What you have to do => Return all of the data exactly as given.

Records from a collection

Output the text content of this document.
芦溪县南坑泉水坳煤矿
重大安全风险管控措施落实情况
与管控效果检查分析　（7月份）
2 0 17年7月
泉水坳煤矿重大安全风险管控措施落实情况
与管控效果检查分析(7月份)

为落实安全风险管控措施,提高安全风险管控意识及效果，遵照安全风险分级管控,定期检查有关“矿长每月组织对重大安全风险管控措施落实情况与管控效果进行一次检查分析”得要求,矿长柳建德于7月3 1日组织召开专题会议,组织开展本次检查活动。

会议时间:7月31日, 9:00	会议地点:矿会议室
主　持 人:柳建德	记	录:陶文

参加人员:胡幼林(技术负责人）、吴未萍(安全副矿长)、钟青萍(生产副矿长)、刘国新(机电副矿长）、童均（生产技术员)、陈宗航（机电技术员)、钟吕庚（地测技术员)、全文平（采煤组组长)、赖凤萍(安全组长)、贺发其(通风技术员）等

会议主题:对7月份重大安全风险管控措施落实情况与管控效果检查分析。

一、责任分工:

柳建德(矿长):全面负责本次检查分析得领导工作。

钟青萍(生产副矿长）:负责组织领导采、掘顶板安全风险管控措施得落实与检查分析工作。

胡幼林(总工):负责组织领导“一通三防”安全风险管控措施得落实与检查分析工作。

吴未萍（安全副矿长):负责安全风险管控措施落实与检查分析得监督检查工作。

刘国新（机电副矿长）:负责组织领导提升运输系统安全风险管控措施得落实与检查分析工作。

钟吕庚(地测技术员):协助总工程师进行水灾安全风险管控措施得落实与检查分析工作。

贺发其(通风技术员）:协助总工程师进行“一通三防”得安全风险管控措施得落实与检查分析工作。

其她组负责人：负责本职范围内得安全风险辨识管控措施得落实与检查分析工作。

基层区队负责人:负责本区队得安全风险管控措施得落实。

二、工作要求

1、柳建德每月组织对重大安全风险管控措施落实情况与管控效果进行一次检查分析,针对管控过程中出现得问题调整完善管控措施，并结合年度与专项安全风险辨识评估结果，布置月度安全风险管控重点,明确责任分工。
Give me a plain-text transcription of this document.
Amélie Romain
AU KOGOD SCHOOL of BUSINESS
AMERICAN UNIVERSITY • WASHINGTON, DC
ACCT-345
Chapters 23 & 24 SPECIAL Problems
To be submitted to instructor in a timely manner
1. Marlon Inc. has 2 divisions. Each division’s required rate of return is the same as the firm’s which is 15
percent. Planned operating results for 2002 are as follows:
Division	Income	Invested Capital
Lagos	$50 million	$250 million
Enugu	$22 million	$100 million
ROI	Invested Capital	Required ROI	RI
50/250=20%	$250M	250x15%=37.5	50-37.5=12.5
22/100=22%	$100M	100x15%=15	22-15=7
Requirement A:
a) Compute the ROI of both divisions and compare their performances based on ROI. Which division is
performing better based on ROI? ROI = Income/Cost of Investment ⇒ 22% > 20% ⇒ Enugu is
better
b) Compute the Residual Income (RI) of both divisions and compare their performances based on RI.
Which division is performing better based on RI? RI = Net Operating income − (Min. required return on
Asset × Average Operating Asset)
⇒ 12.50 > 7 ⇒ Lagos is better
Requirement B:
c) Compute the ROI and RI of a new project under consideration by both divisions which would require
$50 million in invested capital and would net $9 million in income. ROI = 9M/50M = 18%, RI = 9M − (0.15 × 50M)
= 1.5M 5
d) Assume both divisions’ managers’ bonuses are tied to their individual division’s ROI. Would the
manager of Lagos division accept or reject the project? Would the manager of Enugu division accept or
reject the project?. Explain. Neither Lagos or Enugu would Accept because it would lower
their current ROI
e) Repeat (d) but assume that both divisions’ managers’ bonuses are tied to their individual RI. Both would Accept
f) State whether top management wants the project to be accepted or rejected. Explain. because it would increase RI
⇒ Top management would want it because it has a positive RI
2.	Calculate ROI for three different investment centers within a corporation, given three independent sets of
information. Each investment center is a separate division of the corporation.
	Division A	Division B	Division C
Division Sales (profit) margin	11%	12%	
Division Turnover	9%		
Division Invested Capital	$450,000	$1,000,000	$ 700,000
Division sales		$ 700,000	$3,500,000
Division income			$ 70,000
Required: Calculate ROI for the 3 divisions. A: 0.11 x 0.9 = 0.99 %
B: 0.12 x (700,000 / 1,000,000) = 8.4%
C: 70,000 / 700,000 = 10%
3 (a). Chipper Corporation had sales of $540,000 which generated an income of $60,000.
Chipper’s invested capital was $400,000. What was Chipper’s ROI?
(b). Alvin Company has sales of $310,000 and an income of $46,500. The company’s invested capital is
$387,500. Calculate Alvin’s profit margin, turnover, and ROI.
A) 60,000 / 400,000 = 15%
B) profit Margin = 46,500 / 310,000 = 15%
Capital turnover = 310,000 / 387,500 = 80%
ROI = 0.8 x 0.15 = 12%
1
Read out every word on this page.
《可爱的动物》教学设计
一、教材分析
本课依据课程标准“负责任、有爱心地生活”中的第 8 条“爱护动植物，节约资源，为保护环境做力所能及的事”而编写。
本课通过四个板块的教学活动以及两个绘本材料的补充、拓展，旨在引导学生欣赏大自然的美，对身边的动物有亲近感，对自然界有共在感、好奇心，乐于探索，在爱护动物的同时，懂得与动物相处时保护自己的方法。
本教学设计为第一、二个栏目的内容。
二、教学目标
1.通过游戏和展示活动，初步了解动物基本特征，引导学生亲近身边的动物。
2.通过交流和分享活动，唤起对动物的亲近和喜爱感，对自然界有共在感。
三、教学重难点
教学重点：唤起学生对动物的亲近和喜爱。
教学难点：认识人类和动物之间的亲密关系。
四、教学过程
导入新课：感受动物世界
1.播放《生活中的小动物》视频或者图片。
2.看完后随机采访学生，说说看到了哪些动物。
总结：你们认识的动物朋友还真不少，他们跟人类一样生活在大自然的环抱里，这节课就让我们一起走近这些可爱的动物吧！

Reply =>
Output the text content of this document.
芦溪县南坑泉水坳煤矿
重大安全风险管控措施落实情况
与管控效果检查分析　（7月份）
2 0 17年7月
泉水坳煤矿重大安全风险管控措施落实情况
与管控效果检查分析(7月份)

为落实安全风险管控措施,提高安全风险管控意识及效果，遵照安全风险分级管控,定期检查有关“矿长每月组织对重大安全风险管控措施落实情况与管控效果进行一次检查分析”得要求,矿长柳建德于7月3 1日组织召开专题会议,组织开展本次检查活动。

会议时间:7月31日, 9:00	会议地点:矿会议室
主　持 人:柳建德	记	录:陶文

参加人员:胡幼林(技术负责人）、吴未萍(安全副矿长)、钟青萍(生产副矿长)、刘国新(机电副矿长）、童均（生产技术员)、陈宗航（机电技术员)、钟吕庚（地测技术员)、全文平（采煤组组长)、赖凤萍(安全组长)、贺发其(通风技术员）等

会议主题:对7月份重大安全风险管控措施落实情况与管控效果检查分析。

一、责任分工:

柳建德(矿长):全面负责本次检查分析得领导工作。

钟青萍(生产副矿长）:负责组织领导采、掘顶板安全风险管控措施得落实与检查分析工作。

胡幼林(总工):负责组织领导“一通三防”安全风险管控措施得落实与检查分析工作。

吴未萍（安全副矿长):负责安全风险管控措施落实与检查分析得监督检查工作。

刘国新（机电副矿长）:负责组织领导提升运输系统安全风险管控措施得落实与检查分析工作。

钟吕庚(地测技术员):协助总工程师进行水灾安全风险管控措施得落实与检查分析工作。

贺发其(通风技术员）:协助总工程师进行“一通三防”得安全风险管控措施得落实与检查分析工作。

其她组负责人：负责本职范围内得安全风险辨识管控措施得落实与检查分析工作。

基层区队负责人:负责本区队得安全风险管控措施得落实。

二、工作要求

1、柳建德每月组织对重大安全风险管控措施落实情况与管控效果进行一次检查分析,针对管控过程中出现得问题调整完善管控措施，并结合年度与专项安全风险辨识评估结果，布置月度安全风险管控重点,明确责任分工。
Give me a plain-text transcription of this document.
Amélie Romain
AU KOGOD SCHOOL of BUSINESS
AMERICAN UNIVERSITY • WASHINGTON, DC
ACCT-345
Chapters 23 & 24 SPECIAL Problems
To be submitted to instructor in a timely manner
1. Marlon Inc. has 2 divisions. Each division’s required rate of return is the same as the firm’s which is 15
percent. Planned operating results for 2002 are as follows:
Division	Income	Invested Capital
Lagos	$50 million	$250 million
Enugu	$22 million	$100 million
ROI	Invested Capital	Required ROI	RI
50/250=20%	$250M	250x15%=37.5	50-37.5=12.5
22/100=22%	$100M	100x15%=15	22-15=7
Requirement A:
a) Compute the ROI of both divisions and compare their performances based on ROI. Which division is
performing better based on ROI? ROI = Income/Cost of Investment ⇒ 22% > 20% ⇒ Enugu is
better
b) Compute the Residual Income (RI) of both divisions and compare their performances based on RI.
Which division is performing better based on RI? RI = Net Operating income − (Min. required return on
Asset × Average Operating Asset)
⇒ 12.50 > 7 ⇒ Lagos is better
Requirement B:
c) Compute the ROI and RI of a new project under consideration by both divisions which would require
$50 million in invested capital and would net $9 million in income. ROI = 9M/50M = 18%, RI = 9M − (0.15 × 50M)
= 1.5M 5
d) Assume both divisions’ managers’ bonuses are tied to their individual division’s ROI. Would the
manager of Lagos division accept or reject the project? Would the manager of Enugu division accept or
reject the project?. Explain. Neither Lagos or Enugu would Accept because it would lower
their current ROI
e) Repeat (d) but assume that both divisions’ managers’ bonuses are tied to their individual RI. Both would Accept
f) State whether top management wants the project to be accepted or rejected. Explain. because it would increase RI
⇒ Top management would want it because it has a positive RI
2.	Calculate ROI for three different investment centers within a corporation, given three independent sets of
information. Each investment center is a separate division of the corporation.
	Division A	Division B	Division C
Division Sales (profit) margin	11%	12%	
Division Turnover	9%		
Division Invested Capital	$450,000	$1,000,000	$ 700,000
Division sales		$ 700,000	$3,500,000
Division income			$ 70,000
Required: Calculate ROI for the 3 divisions. A: 0.11 x 0.9 = 0.99 %
B: 0.12 x (700,000 / 1,000,000) = 8.4%
C: 70,000 / 700,000 = 10%
3 (a). Chipper Corporation had sales of $540,000 which generated an income of $60,000.
Chipper’s invested capital was $400,000. What was Chipper’s ROI?
(b). Alvin Company has sales of $310,000 and an income of $46,500. The company’s invested capital is
$387,500. Calculate Alvin’s profit margin, turnover, and ROI.
A) 60,000 / 400,000 = 15%
B) profit Margin = 46,500 / 310,000 = 15%
Capital turnover = 310,000 / 387,500 = 80%
ROI = 0.8 x 0.15 = 12%
1
Read out every word on this page.
《可爱的动物》教学设计
一、教材分析
本课依据课程标准“负责任、有爱心地生活”中的第 8 条“爱护动植物，节约资源，为保护环境做力所能及的事”而编写。
本课通过四个板块的教学活动以及两个绘本材料的补充、拓展，旨在引导学生欣赏大自然的美，对身边的动物有亲近感，对自然界有共在感、好奇心，乐于探索，在爱护动物的同时，懂得与动物相处时保护自己的方法。
本教学设计为第一、二个栏目的内容。
二、教学目标
1.通过游戏和展示活动，初步了解动物基本特征，引导学生亲近身边的动物。
2.通过交流和分享活动，唤起对动物的亲近和喜爱感，对自然界有共在感。
三、教学重难点
教学重点：唤起学生对动物的亲近和喜爱。
教学难点：认识人类和动物之间的亲密关系。
四、教学过程
导入新课：感受动物世界
1.播放《生活中的小动物》视频或者图片。
2.看完后随机采访学生，说说看到了哪些动物。
总结：你们认识的动物朋友还真不少，他们跟人类一样生活在大自然的环抱里，这节课就让我们一起走近这些可爱的动物吧！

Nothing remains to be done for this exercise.